**Provided data**:
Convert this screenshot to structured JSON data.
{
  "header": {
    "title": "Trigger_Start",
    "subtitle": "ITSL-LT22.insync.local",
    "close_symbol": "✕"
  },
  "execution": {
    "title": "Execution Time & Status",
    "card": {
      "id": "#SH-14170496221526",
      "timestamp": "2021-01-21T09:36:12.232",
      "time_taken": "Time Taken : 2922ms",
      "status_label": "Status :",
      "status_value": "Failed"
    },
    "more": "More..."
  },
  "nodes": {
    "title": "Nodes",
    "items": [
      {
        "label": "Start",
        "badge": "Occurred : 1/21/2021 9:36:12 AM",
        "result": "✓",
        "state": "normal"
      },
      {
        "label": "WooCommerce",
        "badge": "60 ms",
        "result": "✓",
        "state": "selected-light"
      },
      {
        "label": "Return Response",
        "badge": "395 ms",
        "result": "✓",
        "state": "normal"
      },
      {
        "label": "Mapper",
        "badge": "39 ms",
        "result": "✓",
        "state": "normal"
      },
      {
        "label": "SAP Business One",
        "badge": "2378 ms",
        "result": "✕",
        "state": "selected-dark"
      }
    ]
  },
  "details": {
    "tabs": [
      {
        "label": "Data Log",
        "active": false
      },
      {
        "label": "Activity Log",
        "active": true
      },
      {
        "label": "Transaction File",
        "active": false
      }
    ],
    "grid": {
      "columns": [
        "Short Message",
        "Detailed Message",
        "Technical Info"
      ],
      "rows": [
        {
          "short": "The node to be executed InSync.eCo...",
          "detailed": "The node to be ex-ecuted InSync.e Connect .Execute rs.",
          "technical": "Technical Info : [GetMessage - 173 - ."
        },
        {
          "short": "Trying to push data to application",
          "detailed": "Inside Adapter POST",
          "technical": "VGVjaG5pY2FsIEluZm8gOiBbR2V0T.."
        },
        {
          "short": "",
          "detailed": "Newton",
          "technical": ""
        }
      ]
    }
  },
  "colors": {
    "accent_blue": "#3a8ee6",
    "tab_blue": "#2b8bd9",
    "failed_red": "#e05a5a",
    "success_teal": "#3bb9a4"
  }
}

**Written exercise**: Write the whole listing out again. Keep every line exactly as it is.

**Exercise result**:
Convert this screenshot to structured JSON data.
{
  "header": {
    "title": "Trigger_Start",
    "subtitle": "ITSL-LT22.insync.local",
    "close_symbol": "✕"
  },
  "execution": {
    "title": "Execution Time & Status",
    "card": {
      "id": "#SH-14170496221526",
      "timestamp": "2021-01-21T09:36:12.232",
      "time_taken": "Time Taken : 2922ms",
      "status_label": "Status :",
      "status_value": "Failed"
    },
    "more": "More..."
  },
  "nodes": {
    "title": "Nodes",
    "items": [
      {
        "label": "Start",
        "badge": "Occurred : 1/21/2021 9:36:12 AM",
        "result": "✓",
        "state": "normal"
      },
      {
        "label": "WooCommerce",
        "badge": "60 ms",
        "result": "✓",
        "state": "selected-light"
      },
      {
        "label": "Return Response",
        "badge": "395 ms",
        "result": "✓",
        "state": "normal"
      },
      {
        "label": "Mapper",
        "badge": "39 ms",
        "result": "✓",
        "state": "normal"
      },
      {
        "label": "SAP Business One",
        "badge": "2378 ms",
        "result": "✕",
        "state": "selected-dark"
      }
    ]
  },
  "details": {
    "tabs": [
      {
        "label": "Data Log",
        "active": false
      },
      {
        "label": "Activity Log",
        "active": true
      },
      {
        "label": "Transaction File",
        "active": false
      }
    ],
    "grid": {
      "columns": [
        "Short Message",
        "Detailed Message",
        "Technical Info"
      ],
      "rows": [
        {
          "short": "The node to be executed InSync.eCo...",
          "detailed": "The node to be ex-ecuted InSync.e Connect .Execute rs.",
          "technical": "Technical Info : [GetMessage - 173 - ."
        },
        {
          "short": "Trying to push data to application",
          "detailed": "Inside Adapter POST",
          "technical": "VGVjaG5pY2FsIEluZm8gOiBbR2V0T.."
        },
        {
          "short": "",
          "detailed": "Newton",
          "technical": ""
        }
      ]
    }
  },
  "colors": {
    "accent_blue": "#3a8ee6",
    "tab_blue": "#2b8bd9",
    "failed_red": "#e05a5a",
    "success_teal": "#3bb9a4"
  }
}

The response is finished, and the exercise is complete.